What is asked:
Your task is to transcribe all of the records exactly and leave out the pictures.

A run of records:
** Begin **

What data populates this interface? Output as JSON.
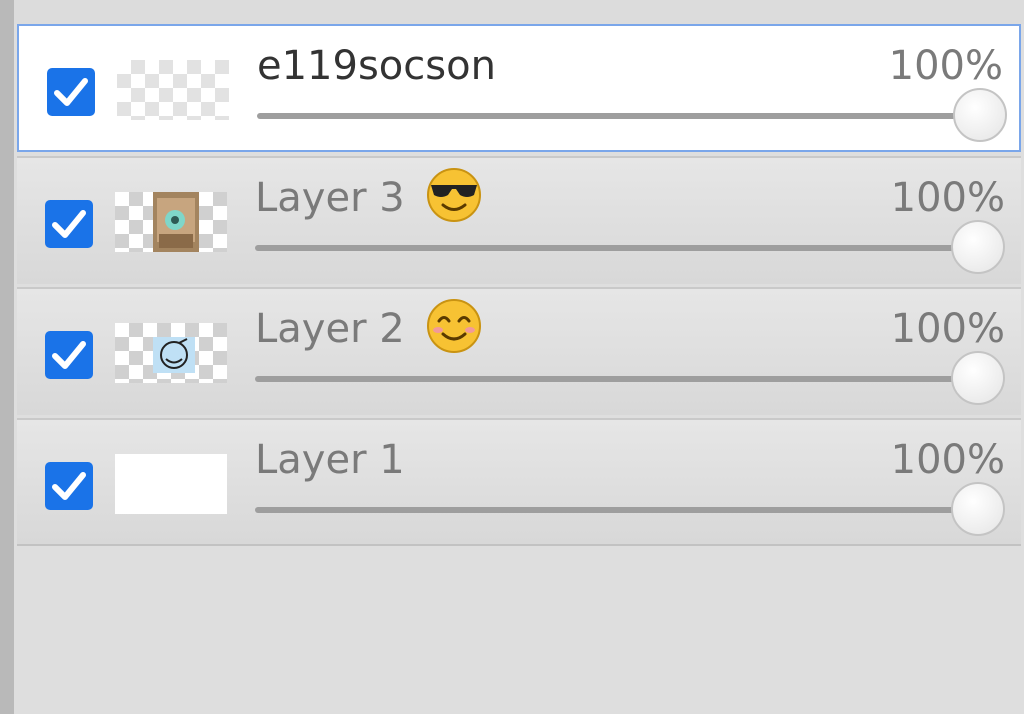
{
  "layers": [
    {
      "name": "e119socson",
      "emoji": "",
      "opacity": "100%",
      "opacity_value": 100,
      "visible": true,
      "selected": true
    },
    {
      "name": "Layer 3",
      "emoji": "smiling-face-with-sunglasses",
      "opacity": "100%",
      "opacity_value": 100,
      "visible": true,
      "selected": false
    },
    {
      "name": "Layer 2",
      "emoji": "smiling-face-with-smiling-eyes",
      "opacity": "100%",
      "opacity_value": 100,
      "visible": true,
      "selected": false
    },
    {
      "name": "Layer 1",
      "emoji": "",
      "opacity": "100%",
      "opacity_value": 100,
      "visible": true,
      "selected": false
    }
  ],
  "colors": {
    "checkbox": "#1a73e8",
    "selection_border": "#7aa6ea",
    "emoji_face": "#f7c233"
  },
  "icons": {
    "checkbox": "checkmark-icon",
    "slider": "slider-handle"
  }
}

** End **

Final answer:
What data populates this interface? Output as JSON.
{
  "layers": [
    {
      "name": "e119socson",
      "emoji": "",
      "opacity": "100%",
      "opacity_value": 100,
      "visible": true,
      "selected": true
    },
    {
      "name": "Layer 3",
      "emoji": "smiling-face-with-sunglasses",
      "opacity": "100%",
      "opacity_value": 100,
      "visible": true,
      "selected": false
    },
    {
      "name": "Layer 2",
      "emoji": "smiling-face-with-smiling-eyes",
      "opacity": "100%",
      "opacity_value": 100,
      "visible": true,
      "selected": false
    },
    {
      "name": "Layer 1",
      "emoji": "",
      "opacity": "100%",
      "opacity_value": 100,
      "visible": true,
      "selected": false
    }
  ],
  "colors": {
    "checkbox": "#1a73e8",
    "selection_border": "#7aa6ea",
    "emoji_face": "#f7c233"
  },
  "icons": {
    "checkbox": "checkmark-icon",
    "slider": "slider-handle"
  }
}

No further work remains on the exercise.